Given records:

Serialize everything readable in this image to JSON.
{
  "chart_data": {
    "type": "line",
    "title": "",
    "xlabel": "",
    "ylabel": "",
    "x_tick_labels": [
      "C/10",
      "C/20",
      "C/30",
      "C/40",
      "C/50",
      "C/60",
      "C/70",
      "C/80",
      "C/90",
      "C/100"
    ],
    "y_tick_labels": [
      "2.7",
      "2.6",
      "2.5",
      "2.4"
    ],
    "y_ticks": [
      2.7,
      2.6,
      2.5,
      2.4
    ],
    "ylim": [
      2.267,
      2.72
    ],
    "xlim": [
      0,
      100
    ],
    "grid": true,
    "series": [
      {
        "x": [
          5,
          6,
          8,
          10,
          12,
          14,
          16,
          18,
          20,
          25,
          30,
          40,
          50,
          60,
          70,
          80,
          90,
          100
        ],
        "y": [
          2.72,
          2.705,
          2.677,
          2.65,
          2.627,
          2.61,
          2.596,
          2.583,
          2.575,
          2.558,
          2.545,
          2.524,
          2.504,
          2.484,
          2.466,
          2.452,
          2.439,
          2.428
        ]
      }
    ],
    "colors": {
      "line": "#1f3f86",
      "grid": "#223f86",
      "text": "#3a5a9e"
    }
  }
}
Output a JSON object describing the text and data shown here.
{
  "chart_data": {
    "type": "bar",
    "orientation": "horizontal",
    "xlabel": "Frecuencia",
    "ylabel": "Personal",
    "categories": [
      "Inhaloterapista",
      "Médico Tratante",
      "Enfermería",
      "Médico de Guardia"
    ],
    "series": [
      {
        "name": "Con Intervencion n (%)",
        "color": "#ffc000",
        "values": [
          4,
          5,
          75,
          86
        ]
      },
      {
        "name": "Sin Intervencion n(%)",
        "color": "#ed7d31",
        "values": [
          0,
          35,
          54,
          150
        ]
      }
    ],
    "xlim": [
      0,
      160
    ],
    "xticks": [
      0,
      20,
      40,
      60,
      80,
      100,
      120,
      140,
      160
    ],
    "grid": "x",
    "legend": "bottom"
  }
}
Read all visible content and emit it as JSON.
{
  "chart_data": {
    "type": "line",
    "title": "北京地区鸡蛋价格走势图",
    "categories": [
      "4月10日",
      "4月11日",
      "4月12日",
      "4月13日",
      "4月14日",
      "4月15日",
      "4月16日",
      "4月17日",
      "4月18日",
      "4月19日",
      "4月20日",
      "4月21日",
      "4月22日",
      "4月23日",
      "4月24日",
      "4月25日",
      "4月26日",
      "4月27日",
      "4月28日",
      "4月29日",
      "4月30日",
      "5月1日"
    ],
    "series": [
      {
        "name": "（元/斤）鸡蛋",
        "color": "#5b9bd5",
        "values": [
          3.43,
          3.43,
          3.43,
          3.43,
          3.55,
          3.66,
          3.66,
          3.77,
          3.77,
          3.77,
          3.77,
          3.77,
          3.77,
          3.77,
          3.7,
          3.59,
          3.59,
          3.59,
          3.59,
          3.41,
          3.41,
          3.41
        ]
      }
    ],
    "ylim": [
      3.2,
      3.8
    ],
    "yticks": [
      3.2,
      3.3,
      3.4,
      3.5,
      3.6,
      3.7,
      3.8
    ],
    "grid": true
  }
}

Instructions to follow: Take the entries above and transcribe them in full.

Answer in full:
Serialize everything readable in this image to JSON.
{
  "chart_data": {
    "type": "line",
    "title": "",
    "xlabel": "",
    "ylabel": "",
    "x_tick_labels": [
      "C/10",
      "C/20",
      "C/30",
      "C/40",
      "C/50",
      "C/60",
      "C/70",
      "C/80",
      "C/90",
      "C/100"
    ],
    "y_tick_labels": [
      "2.7",
      "2.6",
      "2.5",
      "2.4"
    ],
    "y_ticks": [
      2.7,
      2.6,
      2.5,
      2.4
    ],
    "ylim": [
      2.267,
      2.72
    ],
    "xlim": [
      0,
      100
    ],
    "grid": true,
    "series": [
      {
        "x": [
          5,
          6,
          8,
          10,
          12,
          14,
          16,
          18,
          20,
          25,
          30,
          40,
          50,
          60,
          70,
          80,
          90,
          100
        ],
        "y": [
          2.72,
          2.705,
          2.677,
          2.65,
          2.627,
          2.61,
          2.596,
          2.583,
          2.575,
          2.558,
          2.545,
          2.524,
          2.504,
          2.484,
          2.466,
          2.452,
          2.439,
          2.428
        ]
      }
    ],
    "colors": {
      "line": "#1f3f86",
      "grid": "#223f86",
      "text": "#3a5a9e"
    }
  }
}
Output a JSON object describing the text and data shown here.
{
  "chart_data": {
    "type": "bar",
    "orientation": "horizontal",
    "xlabel": "Frecuencia",
    "ylabel": "Personal",
    "categories": [
      "Inhaloterapista",
      "Médico Tratante",
      "Enfermería",
      "Médico de Guardia"
    ],
    "series": [
      {
        "name": "Con Intervencion n (%)",
        "color": "#ffc000",
        "values": [
          4,
          5,
          75,
          86
        ]
      },
      {
        "name": "Sin Intervencion n(%)",
        "color": "#ed7d31",
        "values": [
          0,
          35,
          54,
          150
        ]
      }
    ],
    "xlim": [
      0,
      160
    ],
    "xticks": [
      0,
      20,
      40,
      60,
      80,
      100,
      120,
      140,
      160
    ],
    "grid": "x",
    "legend": "bottom"
  }
}
Read all visible content and emit it as JSON.
{
  "chart_data": {
    "type": "line",
    "title": "北京地区鸡蛋价格走势图",
    "categories": [
      "4月10日",
      "4月11日",
      "4月12日",
      "4月13日",
      "4月14日",
      "4月15日",
      "4月16日",
      "4月17日",
      "4月18日",
      "4月19日",
      "4月20日",
      "4月21日",
      "4月22日",
      "4月23日",
      "4月24日",
      "4月25日",
      "4月26日",
      "4月27日",
      "4月28日",
      "4月29日",
      "4月30日",
      "5月1日"
    ],
    "series": [
      {
        "name": "（元/斤）鸡蛋",
        "color": "#5b9bd5",
        "values": [
          3.43,
          3.43,
          3.43,
          3.43,
          3.55,
          3.66,
          3.66,
          3.77,
          3.77,
          3.77,
          3.77,
          3.77,
          3.77,
          3.77,
          3.7,
          3.59,
          3.59,
          3.59,
          3.59,
          3.41,
          3.41,
          3.41
        ]
      }
    ],
    "ylim": [
      3.2,
      3.8
    ],
    "yticks": [
      3.2,
      3.3,
      3.4,
      3.5,
      3.6,
      3.7,
      3.8
    ],
    "grid": true
  }
}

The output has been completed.